About this task |
Set out each line from the following listing that includes the word "Wiley".

The records |
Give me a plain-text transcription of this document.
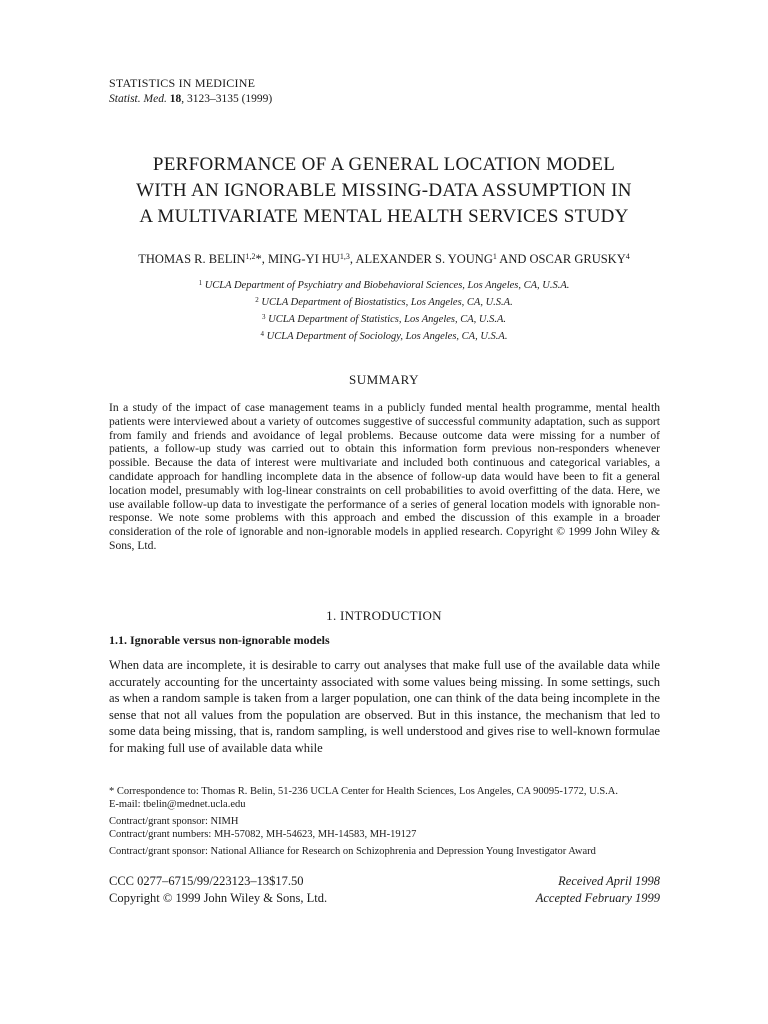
STATISTICS IN MEDICINE
Statist. Med. 18, 3123–3135 (1999)
PERFORMANCE OF A GENERAL LOCATION MODEL
WITH AN IGNORABLE MISSING-DATA ASSUMPTION IN
A MULTIVARIATE MENTAL HEALTH SERVICES STUDY
THOMAS R. BELIN$^{1,2}$*, MING-YI HU$^{1,3}$, ALEXANDER S. YOUNG$^1$ AND OSCAR GRUSKY$^4$
$^1$ UCLA Department of Psychiatry and Biobehavioral Sciences, Los Angeles, CA, U.S.A.
$^2$ UCLA Department of Biostatistics, Los Angeles, CA, U.S.A.
$^3$ UCLA Department of Statistics, Los Angeles, CA, U.S.A.
$^4$ UCLA Department of Sociology, Los Angeles, CA, U.S.A.
SUMMARY
In a study of the impact of case management teams in a publicly funded mental health programme, mental health patients were interviewed about a variety of outcomes suggestive of successful community adaptation, such as support from family and friends and avoidance of legal problems. Because outcome data were missing for a number of patients, a follow-up study was carried out to obtain this information form previous non-responders whenever possible. Because the data of interest were multivariate and included both continuous and categorical variables, a candidate approach for handling incomplete data in the absence of follow-up data would have been to fit a general location model, presumably with log-linear constraints on cell probabilities to avoid overfitting of the data. Here, we use available follow-up data to investigate the performance of a series of general location models with ignorable non-response. We note some problems with this approach and embed the discussion of this example in a broader consideration of the role of ignorable and non-ignorable models in applied research. Copyright © 1999 John Wiley & Sons, Ltd.
1. INTRODUCTION
1.1. Ignorable versus non-ignorable models
When data are incomplete, it is desirable to carry out analyses that make full use of the available data while accurately accounting for the uncertainty associated with some values being missing. In some settings, such as when a random sample is taken from a larger population, one can think of the data being incomplete in the sense that not all values from the population are observed. But in this instance, the mechanism that led to some data being missing, that is, random sampling, is well understood and gives rise to well-known formulae for making full use of available data while
* Correspondence to: Thomas R. Belin, 51-236 UCLA Center for Health Sciences, Los Angeles, CA 90095-1772, U.S.A.
E-mail: tbelin@mednet.ucla.edu
Contract/grant sponsor: NIMH
Contract/grant numbers: MH-57082, MH-54623, MH-14583, MH-19127
Contract/grant sponsor: National Alliance for Research on Schizophrenia and Depression Young Investigator Award
CCC 0277–6715/99/223123–13$17.50
Copyright © 1999 John Wiley & Sons, Ltd.
Received April 1998
Accepted February 1999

Response area |
In a study of the impact of case management teams in a publicly funded mental health programme, mental health patients were interviewed about a variety of outcomes suggestive of successful community adaptation, such as support from family and friends and avoidance of legal problems. Because outcome data were missing for a number of patients, a follow-up study was carried out to obtain this information form previous non-responders whenever possible. Because the data of interest were multivariate and included both continuous and categorical variables, a candidate approach for handling incomplete data in the absence of follow-up data would have been to fit a general location model, presumably with log-linear constraints on cell probabilities to avoid overfitting of the data. Here, we use available follow-up data to investigate the performance of a series of general location models with ignorable non-response. We note some problems with this approach and embed the discussion of this example in a broader consideration of the role of ignorable and non-ignorable models in applied research. Copyright © 1999 John Wiley & Sons, Ltd.
Copyright © 1999 John Wiley & Sons, Ltd.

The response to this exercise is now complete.